━━━━━ INPUT ROWS

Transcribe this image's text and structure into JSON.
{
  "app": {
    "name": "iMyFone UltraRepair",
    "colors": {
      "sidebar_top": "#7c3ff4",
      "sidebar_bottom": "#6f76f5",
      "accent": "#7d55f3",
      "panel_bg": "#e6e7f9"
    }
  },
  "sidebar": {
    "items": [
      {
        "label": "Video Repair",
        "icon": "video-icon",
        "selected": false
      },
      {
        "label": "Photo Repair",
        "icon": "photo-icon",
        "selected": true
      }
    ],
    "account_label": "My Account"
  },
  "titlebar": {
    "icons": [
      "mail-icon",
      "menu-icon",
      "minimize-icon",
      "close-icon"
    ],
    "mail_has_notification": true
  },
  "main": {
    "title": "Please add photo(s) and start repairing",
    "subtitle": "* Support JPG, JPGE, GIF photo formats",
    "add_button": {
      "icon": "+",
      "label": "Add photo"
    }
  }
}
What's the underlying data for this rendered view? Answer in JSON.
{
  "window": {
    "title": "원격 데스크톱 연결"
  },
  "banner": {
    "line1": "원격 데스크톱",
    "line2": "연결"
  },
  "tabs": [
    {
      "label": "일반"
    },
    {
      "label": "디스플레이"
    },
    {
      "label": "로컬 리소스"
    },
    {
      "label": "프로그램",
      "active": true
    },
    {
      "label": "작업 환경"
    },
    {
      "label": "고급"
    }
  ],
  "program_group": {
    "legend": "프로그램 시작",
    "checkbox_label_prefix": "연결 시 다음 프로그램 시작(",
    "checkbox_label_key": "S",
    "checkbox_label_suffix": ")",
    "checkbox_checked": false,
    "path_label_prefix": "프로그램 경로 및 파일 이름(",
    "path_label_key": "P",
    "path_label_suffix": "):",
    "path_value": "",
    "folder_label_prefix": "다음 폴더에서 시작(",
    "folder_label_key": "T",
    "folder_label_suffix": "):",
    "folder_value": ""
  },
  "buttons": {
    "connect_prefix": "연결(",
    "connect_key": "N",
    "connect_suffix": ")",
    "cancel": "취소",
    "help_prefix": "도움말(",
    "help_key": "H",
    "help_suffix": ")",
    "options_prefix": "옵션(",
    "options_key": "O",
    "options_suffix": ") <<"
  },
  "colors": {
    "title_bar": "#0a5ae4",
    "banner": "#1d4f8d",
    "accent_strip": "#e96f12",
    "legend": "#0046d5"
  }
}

━━━━━━━━━━

WORK TO DO
Repeat the records above exactly.

RESPONSE FOR THIS EXERCISE
Transcribe this image's text and structure into JSON.
{
  "app": {
    "name": "iMyFone UltraRepair",
    "colors": {
      "sidebar_top": "#7c3ff4",
      "sidebar_bottom": "#6f76f5",
      "accent": "#7d55f3",
      "panel_bg": "#e6e7f9"
    }
  },
  "sidebar": {
    "items": [
      {
        "label": "Video Repair",
        "icon": "video-icon",
        "selected": false
      },
      {
        "label": "Photo Repair",
        "icon": "photo-icon",
        "selected": true
      }
    ],
    "account_label": "My Account"
  },
  "titlebar": {
    "icons": [
      "mail-icon",
      "menu-icon",
      "minimize-icon",
      "close-icon"
    ],
    "mail_has_notification": true
  },
  "main": {
    "title": "Please add photo(s) and start repairing",
    "subtitle": "* Support JPG, JPGE, GIF photo formats",
    "add_button": {
      "icon": "+",
      "label": "Add photo"
    }
  }
}
What's the underlying data for this rendered view? Answer in JSON.
{
  "window": {
    "title": "원격 데스크톱 연결"
  },
  "banner": {
    "line1": "원격 데스크톱",
    "line2": "연결"
  },
  "tabs": [
    {
      "label": "일반"
    },
    {
      "label": "디스플레이"
    },
    {
      "label": "로컬 리소스"
    },
    {
      "label": "프로그램",
      "active": true
    },
    {
      "label": "작업 환경"
    },
    {
      "label": "고급"
    }
  ],
  "program_group": {
    "legend": "프로그램 시작",
    "checkbox_label_prefix": "연결 시 다음 프로그램 시작(",
    "checkbox_label_key": "S",
    "checkbox_label_suffix": ")",
    "checkbox_checked": false,
    "path_label_prefix": "프로그램 경로 및 파일 이름(",
    "path_label_key": "P",
    "path_label_suffix": "):",
    "path_value": "",
    "folder_label_prefix": "다음 폴더에서 시작(",
    "folder_label_key": "T",
    "folder_label_suffix": "):",
    "folder_value": ""
  },
  "buttons": {
    "connect_prefix": "연결(",
    "connect_key": "N",
    "connect_suffix": ")",
    "cancel": "취소",
    "help_prefix": "도움말(",
    "help_key": "H",
    "help_suffix": ")",
    "options_prefix": "옵션(",
    "options_key": "O",
    "options_suffix": ") <<"
  },
  "colors": {
    "title_bar": "#0a5ae4",
    "banner": "#1d4f8d",
    "accent_strip": "#e96f12",
    "legend": "#0046d5"
  }
}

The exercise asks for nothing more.